## TASK TO COMPLETE
Leave out the pictures; transcribe all else exactly.

Records contained in a dataset:

((

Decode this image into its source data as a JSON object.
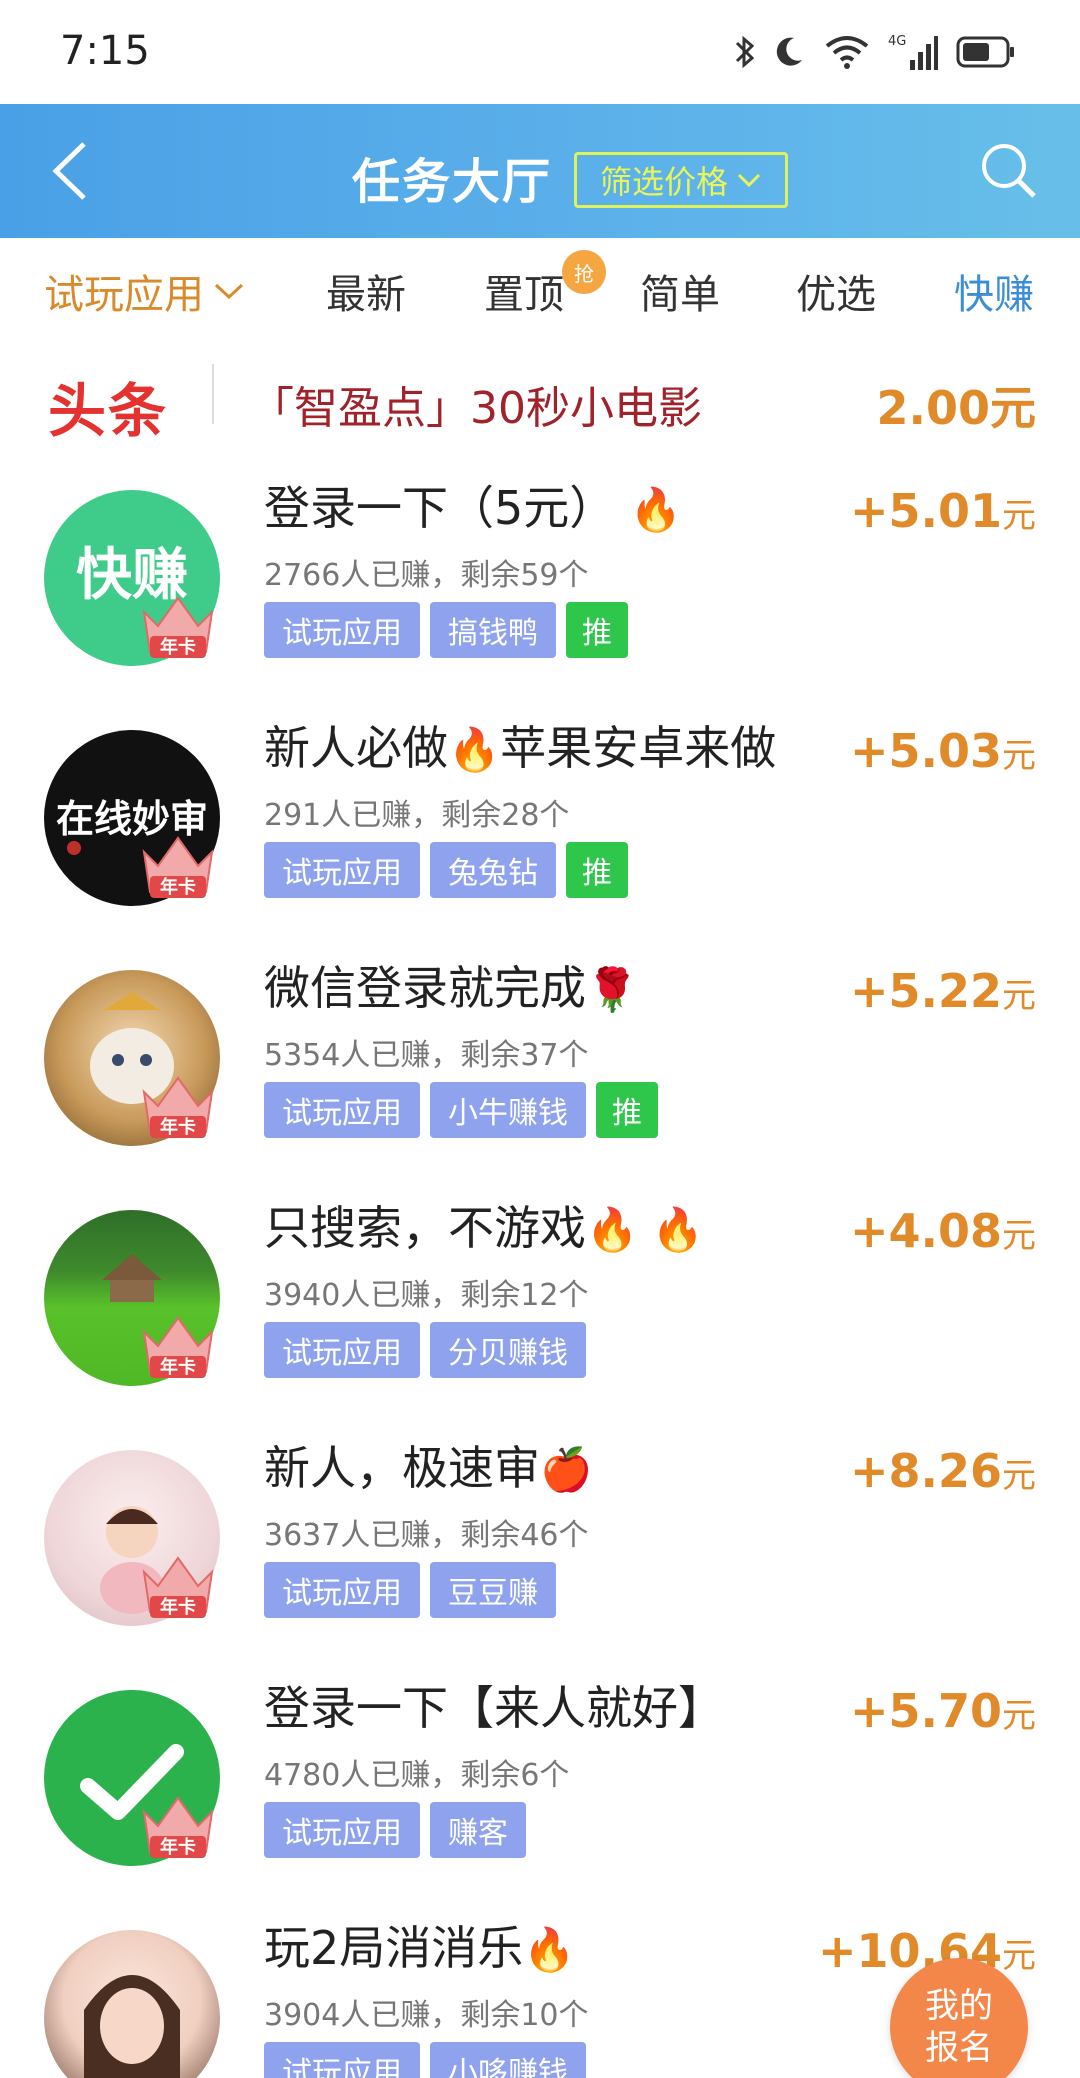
{
  "status_bar": {
    "time": "7:15",
    "network": "4G"
  },
  "header": {
    "title": "任务大厅",
    "filter_label": "筛选价格"
  },
  "tabs": {
    "category": "试玩应用",
    "items": [
      "最新",
      "置顶",
      "简单",
      "优选",
      "快赚"
    ],
    "badge": "抢"
  },
  "headline": {
    "logo": "头条",
    "text": "「智盈点」30秒小电影",
    "price": "2.00元"
  },
  "tasks": [
    {
      "title": "登录一下（5元）",
      "emoji": "🔥",
      "meta": "2766人已赚，剩余59个",
      "tags": [
        "试玩应用",
        "搞钱鸭"
      ],
      "rec": "推",
      "price": "+5.01",
      "unit": "元",
      "avatar_text": "快赚"
    },
    {
      "title": "新人必做",
      "emoji": "🔥",
      "title2": "苹果安卓来做",
      "meta": "291人已赚，剩余28个",
      "tags": [
        "试玩应用",
        "兔兔钻"
      ],
      "rec": "推",
      "price": "+5.03",
      "unit": "元",
      "avatar_text": "在线妙审"
    },
    {
      "title": "微信登录就完成",
      "emoji": "🌹",
      "meta": "5354人已赚，剩余37个",
      "tags": [
        "试玩应用",
        "小牛赚钱"
      ],
      "rec": "推",
      "price": "+5.22",
      "unit": "元"
    },
    {
      "title": "只搜索，不游戏",
      "emoji": "🔥 🔥",
      "meta": "3940人已赚，剩余12个",
      "tags": [
        "试玩应用",
        "分贝赚钱"
      ],
      "price": "+4.08",
      "unit": "元"
    },
    {
      "title": "新人，极速审",
      "emoji": "🍎",
      "meta": "3637人已赚，剩余46个",
      "tags": [
        "试玩应用",
        "豆豆赚"
      ],
      "price": "+8.26",
      "unit": "元"
    },
    {
      "title": "登录一下【来人就好】",
      "meta": "4780人已赚，剩余6个",
      "tags": [
        "试玩应用",
        "赚客"
      ],
      "price": "+5.70",
      "unit": "元"
    },
    {
      "title": "玩2局消消乐",
      "emoji": "🔥",
      "meta": "3904人已赚，剩余10个",
      "tags": [
        "试玩应用",
        "小哆赚钱"
      ],
      "price": "+10.64",
      "unit": "元"
    }
  ],
  "crown_label": "年卡",
  "floating": {
    "line1": "我的",
    "line2": "报名"
  },
  "colors": {
    "header_start": "#4aa0e6",
    "header_end": "#67bfe9",
    "price": "#e08a2a",
    "tag": "#8fa2ee",
    "rec": "#2fc74b",
    "headline_text": "#a0232b",
    "headline_logo": "#e3322f"
  }
}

))

## COMPLETE OUTPUT
Decode this image into its source data as a JSON object.
{
  "status_bar": {
    "time": "7:15",
    "network": "4G"
  },
  "header": {
    "title": "任务大厅",
    "filter_label": "筛选价格"
  },
  "tabs": {
    "category": "试玩应用",
    "items": [
      "最新",
      "置顶",
      "简单",
      "优选",
      "快赚"
    ],
    "badge": "抢"
  },
  "headline": {
    "logo": "头条",
    "text": "「智盈点」30秒小电影",
    "price": "2.00元"
  },
  "tasks": [
    {
      "title": "登录一下（5元）",
      "emoji": "🔥",
      "meta": "2766人已赚，剩余59个",
      "tags": [
        "试玩应用",
        "搞钱鸭"
      ],
      "rec": "推",
      "price": "+5.01",
      "unit": "元",
      "avatar_text": "快赚"
    },
    {
      "title": "新人必做",
      "emoji": "🔥",
      "title2": "苹果安卓来做",
      "meta": "291人已赚，剩余28个",
      "tags": [
        "试玩应用",
        "兔兔钻"
      ],
      "rec": "推",
      "price": "+5.03",
      "unit": "元",
      "avatar_text": "在线妙审"
    },
    {
      "title": "微信登录就完成",
      "emoji": "🌹",
      "meta": "5354人已赚，剩余37个",
      "tags": [
        "试玩应用",
        "小牛赚钱"
      ],
      "rec": "推",
      "price": "+5.22",
      "unit": "元"
    },
    {
      "title": "只搜索，不游戏",
      "emoji": "🔥 🔥",
      "meta": "3940人已赚，剩余12个",
      "tags": [
        "试玩应用",
        "分贝赚钱"
      ],
      "price": "+4.08",
      "unit": "元"
    },
    {
      "title": "新人，极速审",
      "emoji": "🍎",
      "meta": "3637人已赚，剩余46个",
      "tags": [
        "试玩应用",
        "豆豆赚"
      ],
      "price": "+8.26",
      "unit": "元"
    },
    {
      "title": "登录一下【来人就好】",
      "meta": "4780人已赚，剩余6个",
      "tags": [
        "试玩应用",
        "赚客"
      ],
      "price": "+5.70",
      "unit": "元"
    },
    {
      "title": "玩2局消消乐",
      "emoji": "🔥",
      "meta": "3904人已赚，剩余10个",
      "tags": [
        "试玩应用",
        "小哆赚钱"
      ],
      "price": "+10.64",
      "unit": "元"
    }
  ],
  "crown_label": "年卡",
  "floating": {
    "line1": "我的",
    "line2": "报名"
  },
  "colors": {
    "header_start": "#4aa0e6",
    "header_end": "#67bfe9",
    "price": "#e08a2a",
    "tag": "#8fa2ee",
    "rec": "#2fc74b",
    "headline_text": "#a0232b",
    "headline_logo": "#e3322f"
  }
}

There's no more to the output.